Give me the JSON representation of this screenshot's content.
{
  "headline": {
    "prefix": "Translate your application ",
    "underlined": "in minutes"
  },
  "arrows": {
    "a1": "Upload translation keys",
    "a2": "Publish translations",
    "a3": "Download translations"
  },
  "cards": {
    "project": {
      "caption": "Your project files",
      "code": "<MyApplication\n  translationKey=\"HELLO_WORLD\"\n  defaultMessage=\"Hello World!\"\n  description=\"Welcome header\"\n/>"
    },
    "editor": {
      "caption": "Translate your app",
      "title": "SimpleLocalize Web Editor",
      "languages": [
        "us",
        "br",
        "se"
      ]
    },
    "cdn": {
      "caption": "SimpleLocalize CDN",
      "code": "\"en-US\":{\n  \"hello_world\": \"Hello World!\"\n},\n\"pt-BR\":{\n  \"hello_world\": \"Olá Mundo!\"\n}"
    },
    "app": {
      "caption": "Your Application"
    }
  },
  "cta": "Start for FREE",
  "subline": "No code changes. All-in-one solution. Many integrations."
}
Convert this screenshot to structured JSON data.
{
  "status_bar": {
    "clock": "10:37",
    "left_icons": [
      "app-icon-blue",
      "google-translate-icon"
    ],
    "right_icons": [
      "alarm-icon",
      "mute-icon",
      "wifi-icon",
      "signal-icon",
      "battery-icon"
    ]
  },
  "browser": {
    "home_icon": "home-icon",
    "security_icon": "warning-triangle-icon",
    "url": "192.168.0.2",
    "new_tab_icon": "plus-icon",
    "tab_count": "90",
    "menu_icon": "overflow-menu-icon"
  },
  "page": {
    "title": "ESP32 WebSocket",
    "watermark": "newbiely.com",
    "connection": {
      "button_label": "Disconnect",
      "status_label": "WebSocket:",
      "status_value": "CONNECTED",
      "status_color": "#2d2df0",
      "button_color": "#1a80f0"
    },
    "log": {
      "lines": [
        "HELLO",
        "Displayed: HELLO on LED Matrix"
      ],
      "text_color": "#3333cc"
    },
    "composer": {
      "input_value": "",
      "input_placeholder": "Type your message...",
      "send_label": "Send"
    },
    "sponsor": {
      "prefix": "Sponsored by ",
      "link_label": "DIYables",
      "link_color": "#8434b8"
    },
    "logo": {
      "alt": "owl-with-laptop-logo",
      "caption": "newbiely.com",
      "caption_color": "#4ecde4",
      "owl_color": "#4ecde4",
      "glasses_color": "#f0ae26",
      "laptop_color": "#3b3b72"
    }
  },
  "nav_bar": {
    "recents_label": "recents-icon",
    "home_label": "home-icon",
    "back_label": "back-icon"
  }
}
· · · · ·
INSTRUCTIONS FOR THE TASK :: Return all of the data precisely as it appears.

THE RESPONSE ::
Give me the JSON representation of this screenshot's content.
{
  "headline": {
    "prefix": "Translate your application ",
    "underlined": "in minutes"
  },
  "arrows": {
    "a1": "Upload translation keys",
    "a2": "Publish translations",
    "a3": "Download translations"
  },
  "cards": {
    "project": {
      "caption": "Your project files",
      "code": "<MyApplication\n  translationKey=\"HELLO_WORLD\"\n  defaultMessage=\"Hello World!\"\n  description=\"Welcome header\"\n/>"
    },
    "editor": {
      "caption": "Translate your app",
      "title": "SimpleLocalize Web Editor",
      "languages": [
        "us",
        "br",
        "se"
      ]
    },
    "cdn": {
      "caption": "SimpleLocalize CDN",
      "code": "\"en-US\":{\n  \"hello_world\": \"Hello World!\"\n},\n\"pt-BR\":{\n  \"hello_world\": \"Olá Mundo!\"\n}"
    },
    "app": {
      "caption": "Your Application"
    }
  },
  "cta": "Start for FREE",
  "subline": "No code changes. All-in-one solution. Many integrations."
}
Convert this screenshot to structured JSON data.
{
  "status_bar": {
    "clock": "10:37",
    "left_icons": [
      "app-icon-blue",
      "google-translate-icon"
    ],
    "right_icons": [
      "alarm-icon",
      "mute-icon",
      "wifi-icon",
      "signal-icon",
      "battery-icon"
    ]
  },
  "browser": {
    "home_icon": "home-icon",
    "security_icon": "warning-triangle-icon",
    "url": "192.168.0.2",
    "new_tab_icon": "plus-icon",
    "tab_count": "90",
    "menu_icon": "overflow-menu-icon"
  },
  "page": {
    "title": "ESP32 WebSocket",
    "watermark": "newbiely.com",
    "connection": {
      "button_label": "Disconnect",
      "status_label": "WebSocket:",
      "status_value": "CONNECTED",
      "status_color": "#2d2df0",
      "button_color": "#1a80f0"
    },
    "log": {
      "lines": [
        "HELLO",
        "Displayed: HELLO on LED Matrix"
      ],
      "text_color": "#3333cc"
    },
    "composer": {
      "input_value": "",
      "input_placeholder": "Type your message...",
      "send_label": "Send"
    },
    "sponsor": {
      "prefix": "Sponsored by ",
      "link_label": "DIYables",
      "link_color": "#8434b8"
    },
    "logo": {
      "alt": "owl-with-laptop-logo",
      "caption": "newbiely.com",
      "caption_color": "#4ecde4",
      "owl_color": "#4ecde4",
      "glasses_color": "#f0ae26",
      "laptop_color": "#3b3b72"
    }
  },
  "nav_bar": {
    "recents_label": "recents-icon",
    "home_label": "home-icon",
    "back_label": "back-icon"
  }
}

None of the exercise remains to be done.